[START Record extracts]
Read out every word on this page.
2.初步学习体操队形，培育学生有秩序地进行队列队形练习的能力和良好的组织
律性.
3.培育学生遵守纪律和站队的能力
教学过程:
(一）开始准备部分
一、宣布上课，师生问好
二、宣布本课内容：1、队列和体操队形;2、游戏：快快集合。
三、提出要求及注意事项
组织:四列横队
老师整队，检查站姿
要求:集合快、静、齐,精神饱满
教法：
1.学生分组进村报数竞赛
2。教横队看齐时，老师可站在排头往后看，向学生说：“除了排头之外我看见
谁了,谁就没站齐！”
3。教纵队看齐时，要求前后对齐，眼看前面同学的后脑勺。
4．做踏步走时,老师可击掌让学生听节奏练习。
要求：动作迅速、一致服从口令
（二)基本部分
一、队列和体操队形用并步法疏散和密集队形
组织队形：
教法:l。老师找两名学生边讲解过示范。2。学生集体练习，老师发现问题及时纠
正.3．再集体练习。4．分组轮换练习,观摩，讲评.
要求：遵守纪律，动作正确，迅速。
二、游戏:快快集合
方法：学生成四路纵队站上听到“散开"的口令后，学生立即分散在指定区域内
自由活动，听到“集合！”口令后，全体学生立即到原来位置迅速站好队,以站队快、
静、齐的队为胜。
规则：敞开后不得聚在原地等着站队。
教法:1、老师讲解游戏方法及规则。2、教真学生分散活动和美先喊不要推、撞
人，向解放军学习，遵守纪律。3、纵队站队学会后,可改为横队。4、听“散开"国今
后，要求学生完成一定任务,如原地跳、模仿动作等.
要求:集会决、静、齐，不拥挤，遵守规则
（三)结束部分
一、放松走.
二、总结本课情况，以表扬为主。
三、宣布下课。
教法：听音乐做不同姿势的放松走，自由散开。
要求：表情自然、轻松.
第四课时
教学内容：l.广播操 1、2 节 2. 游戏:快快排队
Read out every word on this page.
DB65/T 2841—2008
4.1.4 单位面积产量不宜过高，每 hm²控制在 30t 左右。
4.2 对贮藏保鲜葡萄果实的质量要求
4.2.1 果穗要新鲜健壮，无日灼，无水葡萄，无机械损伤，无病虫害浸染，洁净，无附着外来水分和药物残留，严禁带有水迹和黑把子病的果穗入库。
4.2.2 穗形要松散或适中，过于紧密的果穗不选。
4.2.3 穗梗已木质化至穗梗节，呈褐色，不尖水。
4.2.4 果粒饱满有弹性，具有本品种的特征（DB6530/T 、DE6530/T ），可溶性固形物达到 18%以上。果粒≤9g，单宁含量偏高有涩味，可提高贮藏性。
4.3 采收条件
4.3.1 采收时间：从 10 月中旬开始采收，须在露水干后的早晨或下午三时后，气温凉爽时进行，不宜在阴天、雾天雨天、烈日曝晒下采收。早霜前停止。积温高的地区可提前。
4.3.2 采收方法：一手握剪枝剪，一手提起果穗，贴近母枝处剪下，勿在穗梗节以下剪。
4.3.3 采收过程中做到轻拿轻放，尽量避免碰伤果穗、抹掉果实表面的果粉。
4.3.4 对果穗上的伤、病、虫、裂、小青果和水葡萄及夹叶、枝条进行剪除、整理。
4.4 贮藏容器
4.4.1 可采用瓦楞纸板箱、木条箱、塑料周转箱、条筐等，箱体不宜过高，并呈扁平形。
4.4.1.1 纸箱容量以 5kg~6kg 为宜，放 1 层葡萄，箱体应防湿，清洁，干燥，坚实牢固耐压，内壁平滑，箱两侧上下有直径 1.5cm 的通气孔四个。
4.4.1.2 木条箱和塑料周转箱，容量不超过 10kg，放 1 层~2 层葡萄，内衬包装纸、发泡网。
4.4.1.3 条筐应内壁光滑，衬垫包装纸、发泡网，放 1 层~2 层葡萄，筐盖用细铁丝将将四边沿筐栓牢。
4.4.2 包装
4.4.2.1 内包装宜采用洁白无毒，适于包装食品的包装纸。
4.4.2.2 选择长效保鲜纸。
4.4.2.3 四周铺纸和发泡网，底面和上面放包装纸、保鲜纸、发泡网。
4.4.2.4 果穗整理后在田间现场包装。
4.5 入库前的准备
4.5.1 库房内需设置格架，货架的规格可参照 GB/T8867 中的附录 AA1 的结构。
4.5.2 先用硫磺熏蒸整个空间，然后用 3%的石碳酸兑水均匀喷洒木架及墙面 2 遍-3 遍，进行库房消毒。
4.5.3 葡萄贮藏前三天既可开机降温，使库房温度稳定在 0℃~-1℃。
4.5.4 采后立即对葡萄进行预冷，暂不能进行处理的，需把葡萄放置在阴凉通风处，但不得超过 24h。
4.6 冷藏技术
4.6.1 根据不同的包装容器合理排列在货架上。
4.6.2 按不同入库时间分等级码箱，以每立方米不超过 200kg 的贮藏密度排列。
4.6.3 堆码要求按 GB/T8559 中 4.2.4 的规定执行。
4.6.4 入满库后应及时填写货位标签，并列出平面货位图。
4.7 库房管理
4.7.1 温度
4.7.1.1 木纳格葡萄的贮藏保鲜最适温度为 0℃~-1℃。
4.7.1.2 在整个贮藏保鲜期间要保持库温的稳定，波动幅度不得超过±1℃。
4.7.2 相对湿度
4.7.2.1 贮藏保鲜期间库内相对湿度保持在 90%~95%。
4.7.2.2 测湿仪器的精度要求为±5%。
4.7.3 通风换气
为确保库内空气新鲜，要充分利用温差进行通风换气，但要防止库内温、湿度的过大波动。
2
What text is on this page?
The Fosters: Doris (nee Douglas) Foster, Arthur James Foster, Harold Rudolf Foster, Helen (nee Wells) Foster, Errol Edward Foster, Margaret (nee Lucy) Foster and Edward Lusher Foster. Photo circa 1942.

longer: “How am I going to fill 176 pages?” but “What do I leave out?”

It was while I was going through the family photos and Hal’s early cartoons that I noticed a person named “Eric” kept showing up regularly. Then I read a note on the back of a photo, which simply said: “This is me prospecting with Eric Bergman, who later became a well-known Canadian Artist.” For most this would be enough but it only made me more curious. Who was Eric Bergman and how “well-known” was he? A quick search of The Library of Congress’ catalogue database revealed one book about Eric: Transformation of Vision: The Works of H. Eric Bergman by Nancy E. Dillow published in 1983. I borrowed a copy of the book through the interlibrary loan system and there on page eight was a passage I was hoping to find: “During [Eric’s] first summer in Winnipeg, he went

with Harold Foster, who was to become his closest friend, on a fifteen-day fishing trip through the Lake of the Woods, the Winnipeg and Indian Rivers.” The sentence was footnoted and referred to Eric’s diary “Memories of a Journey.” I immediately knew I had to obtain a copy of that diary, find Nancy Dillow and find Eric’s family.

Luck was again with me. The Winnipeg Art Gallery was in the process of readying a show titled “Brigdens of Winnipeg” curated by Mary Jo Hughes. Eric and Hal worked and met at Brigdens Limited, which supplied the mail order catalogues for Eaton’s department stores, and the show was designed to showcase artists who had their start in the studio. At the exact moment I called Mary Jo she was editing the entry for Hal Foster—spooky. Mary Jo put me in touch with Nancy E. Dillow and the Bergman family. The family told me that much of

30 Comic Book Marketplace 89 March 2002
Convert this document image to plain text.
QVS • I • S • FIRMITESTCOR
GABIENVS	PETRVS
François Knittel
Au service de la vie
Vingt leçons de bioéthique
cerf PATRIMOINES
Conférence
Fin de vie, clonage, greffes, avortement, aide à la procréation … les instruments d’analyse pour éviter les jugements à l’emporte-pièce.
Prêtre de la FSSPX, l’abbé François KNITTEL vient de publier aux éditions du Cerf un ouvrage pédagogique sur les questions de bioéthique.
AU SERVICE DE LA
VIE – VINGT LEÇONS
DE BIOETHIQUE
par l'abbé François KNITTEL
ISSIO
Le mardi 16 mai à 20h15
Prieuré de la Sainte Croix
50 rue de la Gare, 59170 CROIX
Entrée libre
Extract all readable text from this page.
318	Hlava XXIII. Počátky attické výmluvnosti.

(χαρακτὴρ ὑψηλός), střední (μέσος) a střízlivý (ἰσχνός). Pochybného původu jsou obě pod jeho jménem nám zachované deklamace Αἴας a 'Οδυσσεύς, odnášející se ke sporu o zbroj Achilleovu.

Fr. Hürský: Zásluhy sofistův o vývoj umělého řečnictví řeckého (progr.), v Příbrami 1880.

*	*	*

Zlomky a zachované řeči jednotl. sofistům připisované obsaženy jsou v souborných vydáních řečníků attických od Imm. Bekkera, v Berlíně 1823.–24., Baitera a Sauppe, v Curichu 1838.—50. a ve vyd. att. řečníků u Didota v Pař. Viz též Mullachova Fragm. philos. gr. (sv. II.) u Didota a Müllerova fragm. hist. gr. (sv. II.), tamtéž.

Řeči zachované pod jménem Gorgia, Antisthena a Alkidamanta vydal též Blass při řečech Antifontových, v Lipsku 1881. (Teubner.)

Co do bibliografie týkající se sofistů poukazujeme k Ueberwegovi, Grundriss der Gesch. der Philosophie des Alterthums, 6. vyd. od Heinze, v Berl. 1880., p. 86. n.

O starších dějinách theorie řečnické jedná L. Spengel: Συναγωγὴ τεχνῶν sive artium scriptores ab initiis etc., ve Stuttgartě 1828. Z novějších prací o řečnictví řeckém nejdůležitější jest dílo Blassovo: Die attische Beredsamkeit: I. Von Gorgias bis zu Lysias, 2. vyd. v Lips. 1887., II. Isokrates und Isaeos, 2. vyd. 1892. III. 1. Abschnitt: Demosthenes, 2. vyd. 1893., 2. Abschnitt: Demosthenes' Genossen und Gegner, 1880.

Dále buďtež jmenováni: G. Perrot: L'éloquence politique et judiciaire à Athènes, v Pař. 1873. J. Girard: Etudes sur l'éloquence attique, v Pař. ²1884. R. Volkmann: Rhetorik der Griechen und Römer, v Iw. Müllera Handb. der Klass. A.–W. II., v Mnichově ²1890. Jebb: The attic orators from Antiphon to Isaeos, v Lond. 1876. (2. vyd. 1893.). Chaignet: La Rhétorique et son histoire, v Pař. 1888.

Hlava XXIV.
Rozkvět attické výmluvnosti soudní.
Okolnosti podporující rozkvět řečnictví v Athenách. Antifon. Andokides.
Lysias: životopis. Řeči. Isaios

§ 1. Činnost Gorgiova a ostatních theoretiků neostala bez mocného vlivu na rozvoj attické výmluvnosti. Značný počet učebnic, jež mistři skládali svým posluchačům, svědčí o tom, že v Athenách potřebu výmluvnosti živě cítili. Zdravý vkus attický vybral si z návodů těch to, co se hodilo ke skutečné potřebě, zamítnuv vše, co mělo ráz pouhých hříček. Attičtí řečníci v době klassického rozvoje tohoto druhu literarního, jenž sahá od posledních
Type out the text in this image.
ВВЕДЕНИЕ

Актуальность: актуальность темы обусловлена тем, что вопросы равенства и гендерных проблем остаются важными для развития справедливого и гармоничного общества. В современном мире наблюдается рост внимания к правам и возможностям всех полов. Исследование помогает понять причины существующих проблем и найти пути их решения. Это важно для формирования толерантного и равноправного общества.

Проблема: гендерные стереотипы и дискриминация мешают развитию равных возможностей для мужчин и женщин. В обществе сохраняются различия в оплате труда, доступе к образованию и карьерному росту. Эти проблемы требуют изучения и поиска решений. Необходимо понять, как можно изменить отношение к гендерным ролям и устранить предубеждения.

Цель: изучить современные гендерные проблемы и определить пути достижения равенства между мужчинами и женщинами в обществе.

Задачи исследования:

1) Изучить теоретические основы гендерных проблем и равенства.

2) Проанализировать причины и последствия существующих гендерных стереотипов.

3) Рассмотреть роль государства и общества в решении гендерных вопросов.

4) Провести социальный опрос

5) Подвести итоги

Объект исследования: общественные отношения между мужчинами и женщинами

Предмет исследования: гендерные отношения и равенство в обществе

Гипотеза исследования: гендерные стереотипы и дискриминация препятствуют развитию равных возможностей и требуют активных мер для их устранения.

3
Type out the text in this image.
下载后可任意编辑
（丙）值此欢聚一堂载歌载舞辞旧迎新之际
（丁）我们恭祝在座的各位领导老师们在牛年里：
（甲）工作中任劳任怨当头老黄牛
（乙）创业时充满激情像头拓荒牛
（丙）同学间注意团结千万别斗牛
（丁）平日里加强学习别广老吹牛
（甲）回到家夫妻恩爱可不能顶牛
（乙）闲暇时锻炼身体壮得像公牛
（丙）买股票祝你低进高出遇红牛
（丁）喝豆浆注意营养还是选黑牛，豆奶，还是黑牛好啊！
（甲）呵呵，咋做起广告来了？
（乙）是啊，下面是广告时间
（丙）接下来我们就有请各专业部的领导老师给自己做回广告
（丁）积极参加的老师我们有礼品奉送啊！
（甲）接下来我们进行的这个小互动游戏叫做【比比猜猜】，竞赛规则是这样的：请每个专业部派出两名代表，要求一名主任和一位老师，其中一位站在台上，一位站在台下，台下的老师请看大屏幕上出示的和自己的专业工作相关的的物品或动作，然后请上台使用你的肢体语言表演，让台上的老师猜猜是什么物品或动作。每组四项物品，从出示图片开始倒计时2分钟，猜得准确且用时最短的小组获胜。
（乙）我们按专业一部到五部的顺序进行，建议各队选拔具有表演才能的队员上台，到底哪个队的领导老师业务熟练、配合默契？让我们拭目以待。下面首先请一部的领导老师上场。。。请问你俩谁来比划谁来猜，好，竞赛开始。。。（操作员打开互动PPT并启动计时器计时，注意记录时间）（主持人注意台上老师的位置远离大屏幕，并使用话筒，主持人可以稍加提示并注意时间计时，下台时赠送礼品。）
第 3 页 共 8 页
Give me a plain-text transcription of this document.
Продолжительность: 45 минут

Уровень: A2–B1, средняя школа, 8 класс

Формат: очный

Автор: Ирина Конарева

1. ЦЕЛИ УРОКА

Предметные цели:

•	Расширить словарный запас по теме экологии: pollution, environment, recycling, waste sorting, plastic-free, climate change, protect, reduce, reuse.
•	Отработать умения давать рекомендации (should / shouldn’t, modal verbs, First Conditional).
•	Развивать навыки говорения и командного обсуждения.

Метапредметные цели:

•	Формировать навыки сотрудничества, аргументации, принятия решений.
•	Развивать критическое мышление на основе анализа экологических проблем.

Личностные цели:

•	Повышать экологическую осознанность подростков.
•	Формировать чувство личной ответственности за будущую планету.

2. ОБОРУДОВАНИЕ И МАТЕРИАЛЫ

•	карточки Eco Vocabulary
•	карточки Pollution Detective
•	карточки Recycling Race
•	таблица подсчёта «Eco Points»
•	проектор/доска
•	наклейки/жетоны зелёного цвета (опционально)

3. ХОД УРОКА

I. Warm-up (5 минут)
[END Record extracts]
Everything from the line containing "Give me a plain-text" through the final line of the listing, inclusive, must be reproduced exactly; leave out the rest.

Give me a plain-text transcription of this document.
Продолжительность: 45 минут

Уровень: A2–B1, средняя школа, 8 класс

Формат: очный

Автор: Ирина Конарева

1. ЦЕЛИ УРОКА

Предметные цели:

•	Расширить словарный запас по теме экологии: pollution, environment, recycling, waste sorting, plastic-free, climate change, protect, reduce, reuse.
•	Отработать умения давать рекомендации (should / shouldn’t, modal verbs, First Conditional).
•	Развивать навыки говорения и командного обсуждения.

Метапредметные цели:

•	Формировать навыки сотрудничества, аргументации, принятия решений.
•	Развивать критическое мышление на основе анализа экологических проблем.

Личностные цели:

•	Повышать экологическую осознанность подростков.
•	Формировать чувство личной ответственности за будущую планету.

2. ОБОРУДОВАНИЕ И МАТЕРИАЛЫ

•	карточки Eco Vocabulary
•	карточки Pollution Detective
•	карточки Recycling Race
•	таблица подсчёта «Eco Points»
•	проектор/доска
•	наклейки/жетоны зелёного цвета (опционально)

3. ХОД УРОКА

I. Warm-up (5 минут)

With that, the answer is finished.